» **MATERIAL PROVIDED**
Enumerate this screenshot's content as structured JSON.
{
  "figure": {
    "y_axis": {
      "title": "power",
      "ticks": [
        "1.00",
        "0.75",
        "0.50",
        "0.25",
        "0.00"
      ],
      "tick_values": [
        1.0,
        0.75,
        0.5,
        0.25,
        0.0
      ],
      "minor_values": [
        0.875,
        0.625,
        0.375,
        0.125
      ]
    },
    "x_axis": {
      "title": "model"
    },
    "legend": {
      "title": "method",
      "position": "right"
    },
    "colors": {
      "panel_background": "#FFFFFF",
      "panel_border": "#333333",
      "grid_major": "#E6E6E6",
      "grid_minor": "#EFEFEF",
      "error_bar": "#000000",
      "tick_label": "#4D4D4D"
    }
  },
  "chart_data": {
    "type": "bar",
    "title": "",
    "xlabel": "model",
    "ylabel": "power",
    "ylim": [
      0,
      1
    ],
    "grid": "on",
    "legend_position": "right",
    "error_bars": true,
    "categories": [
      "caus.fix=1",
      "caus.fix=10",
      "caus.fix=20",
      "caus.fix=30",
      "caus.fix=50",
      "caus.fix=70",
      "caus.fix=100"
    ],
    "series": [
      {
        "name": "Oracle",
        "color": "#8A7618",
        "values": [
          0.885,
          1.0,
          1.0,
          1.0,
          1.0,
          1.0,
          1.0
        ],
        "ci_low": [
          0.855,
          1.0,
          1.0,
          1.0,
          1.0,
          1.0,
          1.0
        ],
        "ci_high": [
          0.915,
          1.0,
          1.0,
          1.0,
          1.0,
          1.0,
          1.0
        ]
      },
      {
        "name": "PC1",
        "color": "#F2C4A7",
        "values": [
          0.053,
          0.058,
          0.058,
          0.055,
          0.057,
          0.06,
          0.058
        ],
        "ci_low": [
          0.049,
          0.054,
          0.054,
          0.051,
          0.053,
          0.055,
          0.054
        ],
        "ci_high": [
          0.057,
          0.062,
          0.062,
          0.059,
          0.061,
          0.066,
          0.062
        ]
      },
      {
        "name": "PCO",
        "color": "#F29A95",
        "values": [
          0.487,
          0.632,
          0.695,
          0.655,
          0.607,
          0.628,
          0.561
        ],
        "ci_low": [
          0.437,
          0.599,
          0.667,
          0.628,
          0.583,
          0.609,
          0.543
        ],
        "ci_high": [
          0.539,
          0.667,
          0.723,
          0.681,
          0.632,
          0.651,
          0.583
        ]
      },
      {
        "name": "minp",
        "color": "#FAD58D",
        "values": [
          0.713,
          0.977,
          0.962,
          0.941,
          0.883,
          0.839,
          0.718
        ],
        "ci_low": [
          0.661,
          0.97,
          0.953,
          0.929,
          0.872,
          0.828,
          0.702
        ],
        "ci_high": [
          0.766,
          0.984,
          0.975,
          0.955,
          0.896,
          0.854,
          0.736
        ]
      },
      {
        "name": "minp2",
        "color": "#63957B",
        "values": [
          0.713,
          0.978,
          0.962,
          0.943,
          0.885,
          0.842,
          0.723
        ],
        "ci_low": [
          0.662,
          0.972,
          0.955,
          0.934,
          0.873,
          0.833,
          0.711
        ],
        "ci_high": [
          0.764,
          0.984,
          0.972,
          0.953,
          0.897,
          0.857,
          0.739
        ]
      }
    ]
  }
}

» **EXERCISE**
Copy out each line of the data where the string "title" appears.

» **RESPONSE**
      "title": "power",
      "title": "model"
      "title": "method",
    "title": "",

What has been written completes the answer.